/---
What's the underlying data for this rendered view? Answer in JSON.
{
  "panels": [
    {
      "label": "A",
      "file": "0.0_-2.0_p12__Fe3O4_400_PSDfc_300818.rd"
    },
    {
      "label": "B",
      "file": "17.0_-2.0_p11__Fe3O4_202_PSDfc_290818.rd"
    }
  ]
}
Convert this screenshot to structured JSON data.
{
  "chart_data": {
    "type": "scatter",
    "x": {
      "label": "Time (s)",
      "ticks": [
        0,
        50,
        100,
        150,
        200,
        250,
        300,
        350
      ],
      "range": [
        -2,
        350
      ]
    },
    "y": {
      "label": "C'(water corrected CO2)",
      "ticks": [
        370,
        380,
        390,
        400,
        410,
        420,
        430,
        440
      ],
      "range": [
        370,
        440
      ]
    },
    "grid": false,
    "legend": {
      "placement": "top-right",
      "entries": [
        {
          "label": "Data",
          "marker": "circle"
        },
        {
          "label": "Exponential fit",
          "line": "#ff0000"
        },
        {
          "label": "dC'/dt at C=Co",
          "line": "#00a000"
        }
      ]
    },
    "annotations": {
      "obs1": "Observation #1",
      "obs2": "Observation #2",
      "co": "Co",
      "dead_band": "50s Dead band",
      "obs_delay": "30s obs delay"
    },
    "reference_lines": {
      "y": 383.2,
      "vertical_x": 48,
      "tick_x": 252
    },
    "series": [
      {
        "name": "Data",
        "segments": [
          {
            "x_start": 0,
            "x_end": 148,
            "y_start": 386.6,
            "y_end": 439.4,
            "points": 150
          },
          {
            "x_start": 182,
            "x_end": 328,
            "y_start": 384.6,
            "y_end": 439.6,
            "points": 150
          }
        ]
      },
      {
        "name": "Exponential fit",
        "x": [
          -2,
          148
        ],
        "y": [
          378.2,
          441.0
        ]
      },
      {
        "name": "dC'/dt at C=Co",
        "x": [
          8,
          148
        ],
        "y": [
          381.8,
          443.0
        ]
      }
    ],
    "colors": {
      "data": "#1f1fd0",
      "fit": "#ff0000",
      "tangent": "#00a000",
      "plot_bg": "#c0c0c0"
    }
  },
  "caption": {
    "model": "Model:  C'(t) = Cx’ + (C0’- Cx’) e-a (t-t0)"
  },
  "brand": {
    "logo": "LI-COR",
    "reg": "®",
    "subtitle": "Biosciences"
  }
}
\---
EXERCISE GOAL: List all lines holding the string "this".

WRITTEN REPLY:
What's the underlying data for this rendered view? Answer in JSON.
Convert this screenshot to structured JSON data.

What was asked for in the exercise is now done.